= WRITTEN PROBLEM 1 =
Return the rows word for word, starting with the first line of the rows and going on through the line that contains "The offset 445 is at (366, 211).".

= EXCERPT TO READ =
So this has become our Spring these last few years.

The snow melts. The water rises. The Bean has her birthday. Our roads disappear.

Not necessarily in that order.

But, you know, a funny thing happened to my day. It warmed up enough to make the snow drip off the trees.

I found beauty in my flooded backyard.

drip bubble

Stillness and peace.

drip bubble2

Amid the brown there was hope of green things to come.

lilac leaf bud

Spring will arrive here, after all. Eventually it has to.

We may not drive on our roads confident that the road is actually beneath us. We may not have a County that has the resources to fix things properly the first time so they don't wash out again and again, however ridiculous that may be... but Spring will come.

You Capture "Spring"

Tuesday, April 12, 2011

Peace Like a River

Our snow melted. Most of it. There is still a surprising amount left in the tree rows. All that melted snow? It's less than ten feet from our house.

= DATA SUPPLIED =
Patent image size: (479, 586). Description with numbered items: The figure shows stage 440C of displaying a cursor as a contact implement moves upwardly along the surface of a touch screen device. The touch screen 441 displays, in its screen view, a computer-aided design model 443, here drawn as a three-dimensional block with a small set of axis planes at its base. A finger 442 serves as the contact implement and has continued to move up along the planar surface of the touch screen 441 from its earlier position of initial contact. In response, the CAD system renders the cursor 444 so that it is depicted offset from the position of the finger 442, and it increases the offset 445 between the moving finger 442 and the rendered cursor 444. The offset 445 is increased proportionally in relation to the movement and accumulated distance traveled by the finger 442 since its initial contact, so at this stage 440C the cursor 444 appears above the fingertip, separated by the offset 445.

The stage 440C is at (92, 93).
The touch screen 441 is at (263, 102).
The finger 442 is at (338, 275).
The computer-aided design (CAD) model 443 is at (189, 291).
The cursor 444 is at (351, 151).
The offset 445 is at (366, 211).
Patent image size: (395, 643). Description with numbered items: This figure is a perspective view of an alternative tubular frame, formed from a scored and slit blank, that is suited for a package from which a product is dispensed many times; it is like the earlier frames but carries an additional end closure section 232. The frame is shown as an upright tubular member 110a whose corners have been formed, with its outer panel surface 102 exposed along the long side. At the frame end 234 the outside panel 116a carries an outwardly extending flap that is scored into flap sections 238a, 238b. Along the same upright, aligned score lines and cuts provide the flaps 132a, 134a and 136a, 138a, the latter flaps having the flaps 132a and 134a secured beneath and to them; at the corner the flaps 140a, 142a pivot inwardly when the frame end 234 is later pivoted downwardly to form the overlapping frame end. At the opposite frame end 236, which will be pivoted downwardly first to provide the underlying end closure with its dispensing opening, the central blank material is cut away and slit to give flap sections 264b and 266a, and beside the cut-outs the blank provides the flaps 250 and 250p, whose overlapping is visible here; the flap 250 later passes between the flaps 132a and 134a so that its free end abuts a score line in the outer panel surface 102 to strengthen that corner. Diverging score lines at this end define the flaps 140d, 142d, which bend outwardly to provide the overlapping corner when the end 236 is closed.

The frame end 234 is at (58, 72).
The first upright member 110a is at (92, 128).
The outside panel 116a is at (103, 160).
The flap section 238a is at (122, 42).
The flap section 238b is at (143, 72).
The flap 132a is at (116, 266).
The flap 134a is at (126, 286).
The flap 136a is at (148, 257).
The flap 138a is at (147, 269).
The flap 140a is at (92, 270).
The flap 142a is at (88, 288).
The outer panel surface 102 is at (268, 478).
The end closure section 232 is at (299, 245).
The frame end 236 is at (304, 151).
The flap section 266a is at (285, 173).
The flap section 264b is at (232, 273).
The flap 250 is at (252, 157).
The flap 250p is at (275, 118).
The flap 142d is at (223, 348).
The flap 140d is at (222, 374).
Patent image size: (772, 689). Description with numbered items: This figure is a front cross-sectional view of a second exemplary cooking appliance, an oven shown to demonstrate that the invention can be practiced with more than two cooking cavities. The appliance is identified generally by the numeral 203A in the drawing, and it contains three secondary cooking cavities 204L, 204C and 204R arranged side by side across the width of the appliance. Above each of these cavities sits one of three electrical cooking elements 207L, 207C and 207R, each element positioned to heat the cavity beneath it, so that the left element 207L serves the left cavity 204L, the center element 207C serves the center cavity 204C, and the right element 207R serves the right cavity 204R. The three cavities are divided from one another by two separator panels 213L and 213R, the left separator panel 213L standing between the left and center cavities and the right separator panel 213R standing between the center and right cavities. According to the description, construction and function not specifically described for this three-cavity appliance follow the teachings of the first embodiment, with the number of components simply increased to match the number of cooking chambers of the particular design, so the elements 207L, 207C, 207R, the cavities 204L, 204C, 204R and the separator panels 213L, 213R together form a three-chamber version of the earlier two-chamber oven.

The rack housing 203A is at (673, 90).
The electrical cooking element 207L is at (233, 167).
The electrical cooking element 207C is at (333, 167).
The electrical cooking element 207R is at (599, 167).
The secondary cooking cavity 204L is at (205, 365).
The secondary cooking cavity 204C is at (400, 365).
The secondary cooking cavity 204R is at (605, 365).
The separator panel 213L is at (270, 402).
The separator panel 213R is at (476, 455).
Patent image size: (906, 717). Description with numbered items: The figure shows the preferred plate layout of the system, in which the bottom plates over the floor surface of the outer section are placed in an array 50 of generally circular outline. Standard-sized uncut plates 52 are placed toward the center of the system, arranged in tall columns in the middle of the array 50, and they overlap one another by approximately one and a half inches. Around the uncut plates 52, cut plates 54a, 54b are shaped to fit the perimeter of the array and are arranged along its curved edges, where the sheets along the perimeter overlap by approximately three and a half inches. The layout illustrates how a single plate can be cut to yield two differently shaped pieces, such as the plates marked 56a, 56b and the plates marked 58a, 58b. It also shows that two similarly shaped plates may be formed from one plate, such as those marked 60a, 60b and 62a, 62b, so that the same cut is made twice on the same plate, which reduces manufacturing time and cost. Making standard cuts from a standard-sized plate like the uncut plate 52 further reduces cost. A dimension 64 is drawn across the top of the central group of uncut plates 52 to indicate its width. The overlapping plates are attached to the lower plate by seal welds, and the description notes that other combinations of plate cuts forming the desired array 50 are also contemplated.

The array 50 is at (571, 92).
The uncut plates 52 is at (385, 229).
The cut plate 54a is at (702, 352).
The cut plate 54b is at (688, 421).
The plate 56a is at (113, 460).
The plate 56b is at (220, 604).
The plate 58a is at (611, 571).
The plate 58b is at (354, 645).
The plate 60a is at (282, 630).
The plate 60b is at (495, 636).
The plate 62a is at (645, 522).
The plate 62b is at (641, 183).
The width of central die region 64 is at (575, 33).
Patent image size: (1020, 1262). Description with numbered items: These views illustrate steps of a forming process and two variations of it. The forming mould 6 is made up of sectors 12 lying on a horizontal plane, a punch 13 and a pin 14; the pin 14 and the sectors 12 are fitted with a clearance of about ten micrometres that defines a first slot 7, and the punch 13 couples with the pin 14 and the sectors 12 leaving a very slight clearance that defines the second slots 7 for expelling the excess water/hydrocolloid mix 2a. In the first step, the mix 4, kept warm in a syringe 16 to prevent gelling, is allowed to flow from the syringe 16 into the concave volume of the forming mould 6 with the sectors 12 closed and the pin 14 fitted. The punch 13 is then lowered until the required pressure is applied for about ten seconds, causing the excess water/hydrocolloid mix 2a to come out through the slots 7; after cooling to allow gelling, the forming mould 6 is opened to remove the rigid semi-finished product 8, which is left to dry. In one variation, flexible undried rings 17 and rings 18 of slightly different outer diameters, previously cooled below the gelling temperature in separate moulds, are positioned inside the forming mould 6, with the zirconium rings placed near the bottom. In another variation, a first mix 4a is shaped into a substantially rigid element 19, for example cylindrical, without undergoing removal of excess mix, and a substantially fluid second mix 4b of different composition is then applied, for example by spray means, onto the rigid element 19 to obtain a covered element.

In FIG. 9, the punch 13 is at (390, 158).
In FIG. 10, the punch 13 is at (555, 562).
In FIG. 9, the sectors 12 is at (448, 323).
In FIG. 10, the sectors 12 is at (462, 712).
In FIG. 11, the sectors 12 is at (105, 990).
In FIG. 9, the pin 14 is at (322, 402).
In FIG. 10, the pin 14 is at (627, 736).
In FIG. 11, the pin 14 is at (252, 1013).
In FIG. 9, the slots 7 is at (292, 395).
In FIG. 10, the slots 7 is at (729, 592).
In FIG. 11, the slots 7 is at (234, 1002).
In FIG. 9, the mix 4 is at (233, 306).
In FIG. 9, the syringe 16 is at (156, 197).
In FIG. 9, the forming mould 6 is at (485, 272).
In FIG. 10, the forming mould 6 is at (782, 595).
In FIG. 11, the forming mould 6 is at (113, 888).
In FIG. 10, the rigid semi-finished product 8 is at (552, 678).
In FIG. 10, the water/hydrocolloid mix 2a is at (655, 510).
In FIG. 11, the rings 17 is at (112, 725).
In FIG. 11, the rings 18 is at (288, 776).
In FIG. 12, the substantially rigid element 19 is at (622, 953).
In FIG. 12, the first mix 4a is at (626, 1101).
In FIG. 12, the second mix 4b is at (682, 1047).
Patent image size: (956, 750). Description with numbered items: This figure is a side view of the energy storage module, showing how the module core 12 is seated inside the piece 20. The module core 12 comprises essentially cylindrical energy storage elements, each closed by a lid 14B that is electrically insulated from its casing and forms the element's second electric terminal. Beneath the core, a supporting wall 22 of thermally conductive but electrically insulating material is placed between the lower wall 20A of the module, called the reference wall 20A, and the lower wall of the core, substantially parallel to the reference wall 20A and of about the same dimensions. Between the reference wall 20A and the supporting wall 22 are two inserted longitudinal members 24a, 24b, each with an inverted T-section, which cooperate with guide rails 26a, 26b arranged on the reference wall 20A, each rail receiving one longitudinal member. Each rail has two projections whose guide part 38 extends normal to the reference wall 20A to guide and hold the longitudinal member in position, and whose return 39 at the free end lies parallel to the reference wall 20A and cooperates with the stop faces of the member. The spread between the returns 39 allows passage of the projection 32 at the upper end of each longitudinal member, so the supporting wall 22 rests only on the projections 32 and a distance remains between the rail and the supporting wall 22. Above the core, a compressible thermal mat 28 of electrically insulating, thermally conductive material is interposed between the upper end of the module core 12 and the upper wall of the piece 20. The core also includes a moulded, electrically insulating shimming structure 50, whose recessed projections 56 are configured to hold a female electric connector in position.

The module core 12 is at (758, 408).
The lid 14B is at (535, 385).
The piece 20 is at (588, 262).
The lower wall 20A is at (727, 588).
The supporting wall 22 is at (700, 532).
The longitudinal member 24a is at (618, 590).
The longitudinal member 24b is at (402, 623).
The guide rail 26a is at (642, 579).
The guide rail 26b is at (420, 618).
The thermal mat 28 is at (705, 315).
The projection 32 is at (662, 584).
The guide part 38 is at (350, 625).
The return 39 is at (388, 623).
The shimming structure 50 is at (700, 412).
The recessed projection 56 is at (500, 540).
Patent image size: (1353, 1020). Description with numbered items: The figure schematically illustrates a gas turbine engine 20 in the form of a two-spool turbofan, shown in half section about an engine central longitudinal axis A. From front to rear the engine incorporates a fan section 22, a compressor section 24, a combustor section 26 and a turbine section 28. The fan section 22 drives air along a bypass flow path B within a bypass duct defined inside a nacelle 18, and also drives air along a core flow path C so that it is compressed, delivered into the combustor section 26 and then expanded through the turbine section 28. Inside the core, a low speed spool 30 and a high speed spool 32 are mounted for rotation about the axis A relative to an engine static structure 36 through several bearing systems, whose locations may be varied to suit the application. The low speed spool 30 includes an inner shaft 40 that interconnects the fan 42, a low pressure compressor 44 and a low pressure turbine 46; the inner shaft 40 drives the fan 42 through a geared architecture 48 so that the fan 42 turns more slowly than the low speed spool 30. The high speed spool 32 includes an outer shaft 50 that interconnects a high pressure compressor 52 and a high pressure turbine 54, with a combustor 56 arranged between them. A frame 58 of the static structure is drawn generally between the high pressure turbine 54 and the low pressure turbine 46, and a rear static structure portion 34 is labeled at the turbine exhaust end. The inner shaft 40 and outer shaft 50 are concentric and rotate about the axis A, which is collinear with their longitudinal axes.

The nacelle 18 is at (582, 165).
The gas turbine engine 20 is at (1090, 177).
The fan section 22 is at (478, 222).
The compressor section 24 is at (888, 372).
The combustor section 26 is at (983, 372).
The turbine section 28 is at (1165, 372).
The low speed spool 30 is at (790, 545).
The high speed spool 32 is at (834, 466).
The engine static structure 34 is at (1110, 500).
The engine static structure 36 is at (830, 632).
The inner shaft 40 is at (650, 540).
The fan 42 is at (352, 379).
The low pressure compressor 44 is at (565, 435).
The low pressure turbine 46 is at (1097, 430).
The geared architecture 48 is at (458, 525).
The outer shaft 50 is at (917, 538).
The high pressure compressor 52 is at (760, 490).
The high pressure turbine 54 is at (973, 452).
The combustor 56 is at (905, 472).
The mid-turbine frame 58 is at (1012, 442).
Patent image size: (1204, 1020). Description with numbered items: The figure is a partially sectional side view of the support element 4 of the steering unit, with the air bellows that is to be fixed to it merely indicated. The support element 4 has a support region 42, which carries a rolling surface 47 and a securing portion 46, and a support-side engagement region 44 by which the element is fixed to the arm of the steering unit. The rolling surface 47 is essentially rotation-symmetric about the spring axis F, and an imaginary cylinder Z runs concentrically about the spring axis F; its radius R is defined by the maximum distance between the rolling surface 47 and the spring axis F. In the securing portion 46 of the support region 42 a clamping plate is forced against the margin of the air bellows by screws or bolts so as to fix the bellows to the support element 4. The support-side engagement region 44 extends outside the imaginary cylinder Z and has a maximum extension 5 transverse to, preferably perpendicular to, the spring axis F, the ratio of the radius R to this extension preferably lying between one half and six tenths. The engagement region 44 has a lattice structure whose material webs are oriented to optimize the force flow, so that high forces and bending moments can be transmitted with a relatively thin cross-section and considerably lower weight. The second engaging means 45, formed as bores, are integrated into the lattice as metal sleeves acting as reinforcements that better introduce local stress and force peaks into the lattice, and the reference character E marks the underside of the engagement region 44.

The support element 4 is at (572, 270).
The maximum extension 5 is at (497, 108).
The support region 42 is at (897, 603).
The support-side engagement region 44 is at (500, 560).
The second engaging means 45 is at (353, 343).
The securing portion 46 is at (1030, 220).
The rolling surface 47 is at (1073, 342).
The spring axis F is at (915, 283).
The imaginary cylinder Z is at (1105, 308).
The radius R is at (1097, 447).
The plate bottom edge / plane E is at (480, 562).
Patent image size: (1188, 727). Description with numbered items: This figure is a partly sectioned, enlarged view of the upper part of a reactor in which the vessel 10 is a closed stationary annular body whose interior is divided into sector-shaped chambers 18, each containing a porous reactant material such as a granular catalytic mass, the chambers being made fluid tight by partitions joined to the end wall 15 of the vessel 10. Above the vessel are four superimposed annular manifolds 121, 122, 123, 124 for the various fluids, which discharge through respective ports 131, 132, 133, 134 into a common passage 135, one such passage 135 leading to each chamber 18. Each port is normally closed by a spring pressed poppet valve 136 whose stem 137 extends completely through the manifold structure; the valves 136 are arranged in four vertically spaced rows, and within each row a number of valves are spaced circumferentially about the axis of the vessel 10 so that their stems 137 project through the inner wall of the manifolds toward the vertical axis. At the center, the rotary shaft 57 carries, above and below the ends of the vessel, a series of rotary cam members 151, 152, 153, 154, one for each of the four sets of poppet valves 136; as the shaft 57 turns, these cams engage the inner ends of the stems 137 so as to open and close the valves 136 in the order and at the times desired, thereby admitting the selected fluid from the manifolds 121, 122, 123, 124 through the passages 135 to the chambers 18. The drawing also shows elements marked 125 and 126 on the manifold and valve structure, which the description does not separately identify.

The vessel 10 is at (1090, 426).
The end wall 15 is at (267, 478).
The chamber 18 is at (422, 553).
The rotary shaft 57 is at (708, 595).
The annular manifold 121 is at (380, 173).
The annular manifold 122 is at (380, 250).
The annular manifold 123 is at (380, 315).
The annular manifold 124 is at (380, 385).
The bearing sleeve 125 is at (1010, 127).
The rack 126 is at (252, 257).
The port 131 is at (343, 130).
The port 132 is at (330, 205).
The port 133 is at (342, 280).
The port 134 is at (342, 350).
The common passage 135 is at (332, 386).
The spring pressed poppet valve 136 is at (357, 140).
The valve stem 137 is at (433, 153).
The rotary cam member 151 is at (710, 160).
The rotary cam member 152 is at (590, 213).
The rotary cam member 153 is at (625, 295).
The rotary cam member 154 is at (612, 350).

= WRITTEN PROBLEM 2 =
Answer these questions about the spring post:
(a) What did the day warm up enough to make drip off the trees?
(b) Where does the post say a surprising amount of snow is still left?
(c) How far from the house is all the melted snow?

= COMPLETE RESPONSE 1 =
Patent image size: (479, 586). Description with numbered items: The figure shows stage 440C of displaying a cursor as a contact implement moves upwardly along the surface of a touch screen device. The touch screen 441 displays, in its screen view, a computer-aided design model 443, here drawn as a three-dimensional block with a small set of axis planes at its base. A finger 442 serves as the contact implement and has continued to move up along the planar surface of the touch screen 441 from its earlier position of initial contact. In response, the CAD system renders the cursor 444 so that it is depicted offset from the position of the finger 442, and it increases the offset 445 between the moving finger 442 and the rendered cursor 444. The offset 445 is increased proportionally in relation to the movement and accumulated distance traveled by the finger 442 since its initial contact, so at this stage 440C the cursor 444 appears above the fingertip, separated by the offset 445.

The stage 440C is at (92, 93).
The touch screen 441 is at (263, 102).
The finger 442 is at (338, 275).
The computer-aided design (CAD) model 443 is at (189, 291).
The cursor 444 is at (351, 151).
The offset 445 is at (366, 211).

= COMPLETE RESPONSE 2 =
(a) The snow.
(b) In the tree rows.
(c) Less than ten feet.